▶ [Stored data]
^^^^^^^^^^^^^^^^

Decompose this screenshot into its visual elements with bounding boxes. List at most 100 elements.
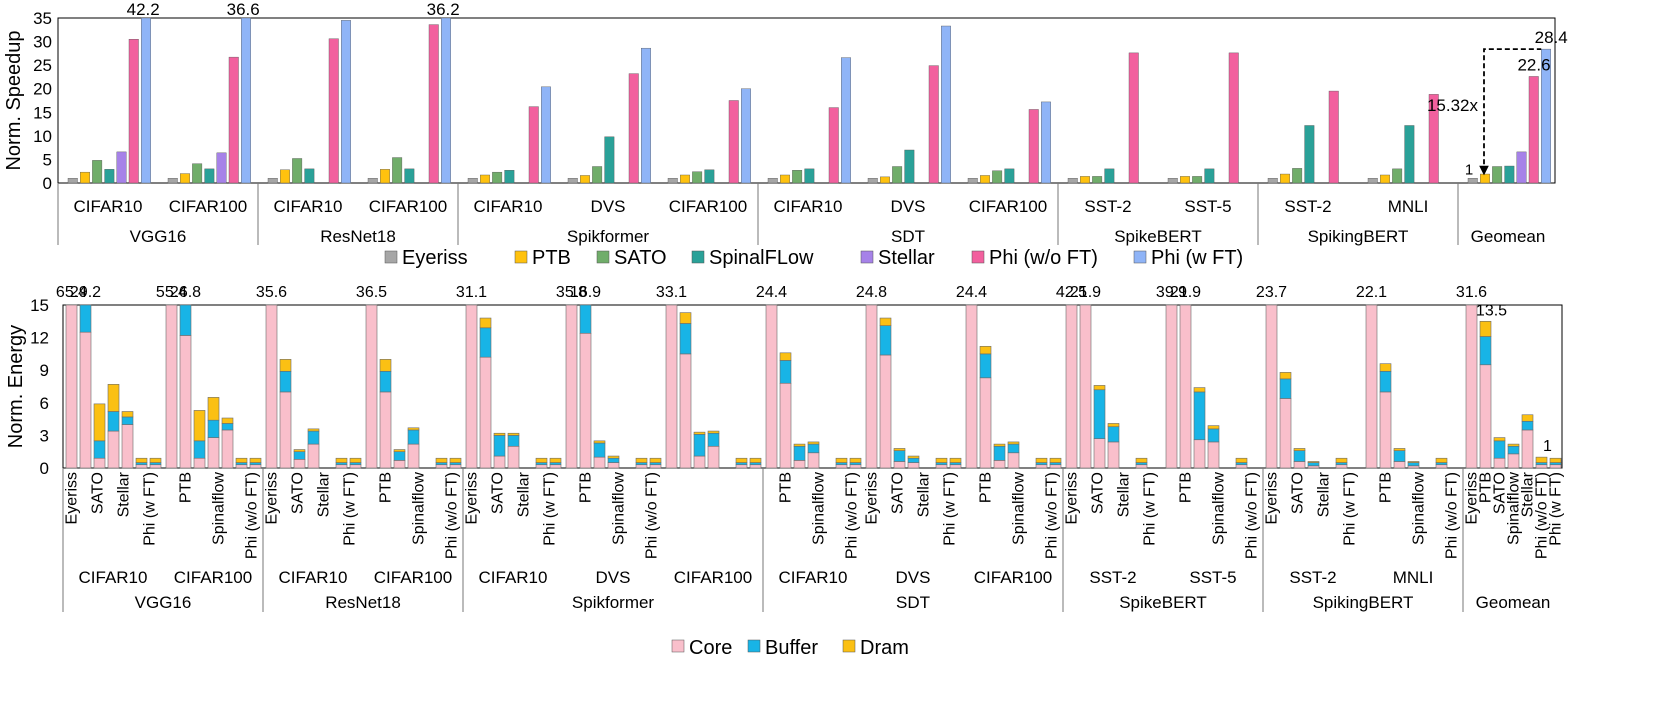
improvement-dashed-arrow (1483, 48, 1542, 173)
energy-bar-segment (1207, 425, 1220, 430)
speedup-ytick-label: 35 (33, 9, 52, 28)
improvement-label: 15.32x (1427, 96, 1479, 115)
energy-bar-segment (779, 360, 792, 384)
energy-bar-segment (79, 304, 92, 333)
energy-bar-segment (93, 403, 106, 442)
speedup-bar (767, 178, 778, 184)
speedup-dataset-label: SST-5 (1184, 197, 1231, 216)
energy-bar-segment (949, 457, 962, 463)
energy-bar-segment (693, 431, 706, 435)
energy-bar-segment (479, 317, 492, 329)
energy-bar-segment (235, 462, 248, 466)
energy-bar-segment (335, 457, 348, 463)
speedup-bar (1028, 109, 1039, 184)
energy-bar-segment (549, 457, 562, 463)
energy-bar-segment (1549, 457, 1562, 463)
energy-bar-segment (749, 464, 762, 469)
energy-bar-segment (1007, 441, 1020, 445)
energy-bar-segment (193, 457, 206, 469)
geomean-phi-w-label: 28.4 (1535, 28, 1568, 47)
energy-bar-xlabel: Eyeriss (64, 472, 81, 524)
speedup-ylabel: Norm. Speedup (3, 30, 25, 170)
energy-bar-xlabel: PTB (178, 472, 195, 503)
energy-bar-segment (393, 449, 406, 453)
speedup-bar (1492, 166, 1503, 184)
energy-bar-xlabel: Eyeriss (1464, 472, 1481, 524)
speedup-bar-value-label: 36.2 (427, 0, 460, 19)
legend-label: Phi (w/o FT) (989, 247, 1098, 269)
energy-bar-segment (907, 455, 920, 459)
energy-bar-value-label: 21.9 (1170, 284, 1201, 301)
speedup-bar (841, 57, 851, 184)
energy-bar-segment (1207, 441, 1220, 469)
energy-bar-segment (1049, 457, 1062, 463)
energy-bar-value-label: 13.5 (1476, 302, 1507, 319)
speedup-bar (104, 169, 115, 184)
energy-bar-segment (1507, 443, 1520, 447)
energy-bar-segment (479, 356, 492, 469)
energy-bar-segment (1535, 462, 1548, 466)
energy-bar-segment (293, 459, 306, 469)
energy-bar-segment (849, 464, 862, 469)
energy-bar-segment (349, 457, 362, 463)
legend-label: Dram (860, 637, 909, 659)
energy-bar-segment (1293, 450, 1306, 462)
energy-bar-xlabel: PTB (778, 472, 795, 503)
speedup-bar (1104, 168, 1115, 184)
speedup-bar (528, 106, 539, 184)
speedup-bar (1179, 176, 1190, 184)
energy-bar-value-label: 33.1 (656, 284, 687, 301)
speedup-bar (428, 24, 439, 184)
speedup-bar (604, 136, 615, 184)
energy-bar-segment (879, 354, 892, 469)
energy-bar-segment (593, 456, 606, 469)
speedup-bar (116, 151, 127, 184)
energy-bar-xlabel: SATO (90, 472, 107, 514)
speedup-bar (1228, 52, 1239, 184)
energy-bar-segment (449, 462, 462, 466)
speedup-bar (867, 178, 878, 184)
speedup-bar (1128, 52, 1139, 184)
energy-bar-segment (121, 416, 134, 425)
speedup-bar (828, 107, 839, 184)
legend-label: Phi (w FT) (1151, 247, 1243, 269)
speedup-bar (904, 149, 915, 184)
energy-bar-value-label: 26.8 (170, 284, 201, 301)
energy-bar-xlabel: SATO (1090, 472, 1107, 514)
energy-bar-segment (1049, 464, 1062, 469)
speedup-bar (228, 56, 239, 184)
speedup-bar (341, 20, 351, 184)
energy-bar-segment (1235, 462, 1248, 466)
speedup-bar (1479, 173, 1490, 184)
energy-bar-xlabel: SATO (1290, 472, 1307, 514)
energy-bar-segment (635, 464, 648, 469)
speedup-bar (667, 178, 678, 184)
energy-bar-segment (735, 457, 748, 463)
speedup-bar (741, 88, 751, 184)
energy-bar-segment (993, 460, 1006, 469)
speedup-bar (892, 166, 903, 184)
energy-bar-xlabel: Spinalflow (811, 472, 828, 545)
energy-ytick-label: 3 (40, 426, 49, 445)
energy-model-label: VGG16 (135, 593, 192, 612)
legend-swatch (514, 250, 528, 264)
energy-bar-segment (307, 428, 320, 432)
energy-bar-segment (707, 445, 720, 469)
speedup-bar (680, 174, 690, 184)
speedup-bar (1504, 165, 1515, 184)
speedup-bar (380, 169, 390, 184)
speedup-model-label: Spikformer (567, 227, 650, 246)
energy-bar-segment (507, 435, 520, 447)
energy-model-label: SpikingBERT (1313, 593, 1414, 612)
energy-dataset-label: CIFAR100 (974, 568, 1052, 587)
energy-bar-segment (379, 370, 392, 393)
energy-bar-segment (107, 384, 120, 412)
energy-model-label: SDT (896, 593, 930, 612)
energy-bar-segment (493, 455, 506, 469)
energy-bar-segment (1549, 462, 1562, 466)
energy-dataset-label: MNLI (1393, 568, 1434, 587)
energy-bar-segment (907, 462, 920, 469)
energy-bar-segment (1465, 304, 1478, 469)
energy-ytick-label: 0 (40, 459, 49, 478)
energy-bar-segment (449, 464, 462, 469)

^^^^^^^^^^^^^^^^

▶ [Exercise brief] Copy the records verbatim from the line containing "improvement-dashed-arrow (1483, 48, 1542, 173)" through the line containing "energy-bar-xlabel: Eyeriss (1464, 472, 1481, 524)", including both of those lines.

▶ [Exercise response]
improvement-dashed-arrow (1483, 48, 1542, 173)
energy-bar-segment (1207, 425, 1220, 430)
speedup-ytick-label: 35 (33, 9, 52, 28)
improvement-label: 15.32x (1427, 96, 1479, 115)
energy-bar-segment (779, 360, 792, 384)
energy-bar-segment (79, 304, 92, 333)
energy-bar-segment (93, 403, 106, 442)
speedup-bar (767, 178, 778, 184)
speedup-dataset-label: SST-5 (1184, 197, 1231, 216)
energy-bar-segment (949, 457, 962, 463)
energy-bar-segment (693, 431, 706, 435)
energy-bar-segment (479, 317, 492, 329)
energy-bar-segment (235, 462, 248, 466)
energy-bar-segment (335, 457, 348, 463)
speedup-bar (1028, 109, 1039, 184)
energy-bar-segment (549, 457, 562, 463)
energy-bar-segment (1549, 457, 1562, 463)
energy-bar-segment (749, 464, 762, 469)
energy-bar-segment (1007, 441, 1020, 445)
energy-bar-segment (193, 457, 206, 469)
geomean-phi-w-label: 28.4 (1535, 28, 1568, 47)
energy-bar-xlabel: Eyeriss (64, 472, 81, 524)
speedup-ylabel: Norm. Speedup (3, 30, 25, 170)
energy-bar-xlabel: PTB (178, 472, 195, 503)
energy-bar-segment (393, 449, 406, 453)
speedup-bar (1492, 166, 1503, 184)
energy-bar-xlabel: Eyeriss (1464, 472, 1481, 524)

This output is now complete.